[Aim of the task] Return each entry exactly, omitting nothing.

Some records
::::

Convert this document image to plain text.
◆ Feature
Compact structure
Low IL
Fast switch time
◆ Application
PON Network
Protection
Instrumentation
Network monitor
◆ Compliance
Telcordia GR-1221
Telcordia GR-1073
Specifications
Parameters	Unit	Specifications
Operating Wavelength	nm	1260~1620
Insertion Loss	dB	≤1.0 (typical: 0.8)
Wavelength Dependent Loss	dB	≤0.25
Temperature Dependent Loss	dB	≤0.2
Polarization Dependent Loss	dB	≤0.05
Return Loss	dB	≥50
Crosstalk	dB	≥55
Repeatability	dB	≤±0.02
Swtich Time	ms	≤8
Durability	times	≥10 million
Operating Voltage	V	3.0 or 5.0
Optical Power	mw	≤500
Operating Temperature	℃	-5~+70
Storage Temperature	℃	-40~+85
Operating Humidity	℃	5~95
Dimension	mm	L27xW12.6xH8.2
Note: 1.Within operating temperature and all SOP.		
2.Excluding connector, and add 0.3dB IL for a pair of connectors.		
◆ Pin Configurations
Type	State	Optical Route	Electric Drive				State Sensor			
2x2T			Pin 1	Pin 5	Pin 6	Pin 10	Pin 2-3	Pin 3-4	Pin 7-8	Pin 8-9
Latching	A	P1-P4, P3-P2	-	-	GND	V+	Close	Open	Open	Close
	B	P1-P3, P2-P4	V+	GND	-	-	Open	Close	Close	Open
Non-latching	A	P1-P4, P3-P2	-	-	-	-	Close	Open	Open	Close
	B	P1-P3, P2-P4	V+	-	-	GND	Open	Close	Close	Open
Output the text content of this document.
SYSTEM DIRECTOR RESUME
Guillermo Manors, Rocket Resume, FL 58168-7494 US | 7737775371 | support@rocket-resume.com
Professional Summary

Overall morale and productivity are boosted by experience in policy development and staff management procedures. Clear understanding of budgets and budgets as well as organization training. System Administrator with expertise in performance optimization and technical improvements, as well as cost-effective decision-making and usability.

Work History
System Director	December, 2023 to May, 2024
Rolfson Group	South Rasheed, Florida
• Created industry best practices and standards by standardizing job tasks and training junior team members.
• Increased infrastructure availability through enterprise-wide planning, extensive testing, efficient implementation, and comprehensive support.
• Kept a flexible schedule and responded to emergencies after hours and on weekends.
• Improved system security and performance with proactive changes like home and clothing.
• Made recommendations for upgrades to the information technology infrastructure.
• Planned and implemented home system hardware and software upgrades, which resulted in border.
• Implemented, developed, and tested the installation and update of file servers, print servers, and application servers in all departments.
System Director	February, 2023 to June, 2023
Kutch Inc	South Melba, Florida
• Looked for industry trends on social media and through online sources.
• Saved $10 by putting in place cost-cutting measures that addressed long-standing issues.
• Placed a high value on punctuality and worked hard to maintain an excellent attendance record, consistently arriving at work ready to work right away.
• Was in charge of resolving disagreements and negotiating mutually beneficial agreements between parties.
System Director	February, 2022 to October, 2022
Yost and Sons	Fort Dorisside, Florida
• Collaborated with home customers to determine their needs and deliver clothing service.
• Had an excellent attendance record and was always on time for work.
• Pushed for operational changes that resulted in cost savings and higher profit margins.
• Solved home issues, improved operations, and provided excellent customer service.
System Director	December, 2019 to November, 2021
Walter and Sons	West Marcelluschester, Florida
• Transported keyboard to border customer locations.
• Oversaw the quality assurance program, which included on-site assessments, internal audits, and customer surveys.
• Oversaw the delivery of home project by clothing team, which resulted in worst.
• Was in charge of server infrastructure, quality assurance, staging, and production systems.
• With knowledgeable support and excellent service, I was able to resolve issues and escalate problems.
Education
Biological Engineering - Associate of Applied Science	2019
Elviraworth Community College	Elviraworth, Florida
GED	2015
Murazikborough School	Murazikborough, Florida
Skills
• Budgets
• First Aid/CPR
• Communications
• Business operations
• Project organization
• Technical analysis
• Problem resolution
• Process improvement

::::

[Result of this exercise]
Convert this document image to plain text.
◆ Feature
Compact structure
Low IL
Fast switch time
◆ Application
PON Network
Protection
Instrumentation
Network monitor
◆ Compliance
Telcordia GR-1221
Telcordia GR-1073
Specifications
Parameters	Unit	Specifications
Operating Wavelength	nm	1260~1620
Insertion Loss	dB	≤1.0 (typical: 0.8)
Wavelength Dependent Loss	dB	≤0.25
Temperature Dependent Loss	dB	≤0.2
Polarization Dependent Loss	dB	≤0.05
Return Loss	dB	≥50
Crosstalk	dB	≥55
Repeatability	dB	≤±0.02
Swtich Time	ms	≤8
Durability	times	≥10 million
Operating Voltage	V	3.0 or 5.0
Optical Power	mw	≤500
Operating Temperature	℃	-5~+70
Storage Temperature	℃	-40~+85
Operating Humidity	℃	5~95
Dimension	mm	L27xW12.6xH8.2
Note: 1.Within operating temperature and all SOP.		
2.Excluding connector, and add 0.3dB IL for a pair of connectors.		
◆ Pin Configurations
Type	State	Optical Route	Electric Drive				State Sensor			
2x2T			Pin 1	Pin 5	Pin 6	Pin 10	Pin 2-3	Pin 3-4	Pin 7-8	Pin 8-9
Latching	A	P1-P4, P3-P2	-	-	GND	V+	Close	Open	Open	Close
	B	P1-P3, P2-P4	V+	GND	-	-	Open	Close	Close	Open
Non-latching	A	P1-P4, P3-P2	-	-	-	-	Close	Open	Open	Close
	B	P1-P3, P2-P4	V+	-	-	GND	Open	Close	Close	Open
Output the text content of this document.
SYSTEM DIRECTOR RESUME
Guillermo Manors, Rocket Resume, FL 58168-7494 US | 7737775371 | support@rocket-resume.com
Professional Summary

Overall morale and productivity are boosted by experience in policy development and staff management procedures. Clear understanding of budgets and budgets as well as organization training. System Administrator with expertise in performance optimization and technical improvements, as well as cost-effective decision-making and usability.

Work History
System Director	December, 2023 to May, 2024
Rolfson Group	South Rasheed, Florida
• Created industry best practices and standards by standardizing job tasks and training junior team members.
• Increased infrastructure availability through enterprise-wide planning, extensive testing, efficient implementation, and comprehensive support.
• Kept a flexible schedule and responded to emergencies after hours and on weekends.
• Improved system security and performance with proactive changes like home and clothing.
• Made recommendations for upgrades to the information technology infrastructure.
• Planned and implemented home system hardware and software upgrades, which resulted in border.
• Implemented, developed, and tested the installation and update of file servers, print servers, and application servers in all departments.
System Director	February, 2023 to June, 2023
Kutch Inc	South Melba, Florida
• Looked for industry trends on social media and through online sources.
• Saved $10 by putting in place cost-cutting measures that addressed long-standing issues.
• Placed a high value on punctuality and worked hard to maintain an excellent attendance record, consistently arriving at work ready to work right away.
• Was in charge of resolving disagreements and negotiating mutually beneficial agreements between parties.
System Director	February, 2022 to October, 2022
Yost and Sons	Fort Dorisside, Florida
• Collaborated with home customers to determine their needs and deliver clothing service.
• Had an excellent attendance record and was always on time for work.
• Pushed for operational changes that resulted in cost savings and higher profit margins.
• Solved home issues, improved operations, and provided excellent customer service.
System Director	December, 2019 to November, 2021
Walter and Sons	West Marcelluschester, Florida
• Transported keyboard to border customer locations.
• Oversaw the quality assurance program, which included on-site assessments, internal audits, and customer surveys.
• Oversaw the delivery of home project by clothing team, which resulted in worst.
• Was in charge of server infrastructure, quality assurance, staging, and production systems.
• With knowledgeable support and excellent service, I was able to resolve issues and escalate problems.
Education
Biological Engineering - Associate of Applied Science	2019
Elviraworth Community College	Elviraworth, Florida
GED	2015
Murazikborough School	Murazikborough, Florida
Skills
• Budgets
• First Aid/CPR
• Communications
• Business operations
• Project organization
• Technical analysis
• Problem resolution
• Process improvement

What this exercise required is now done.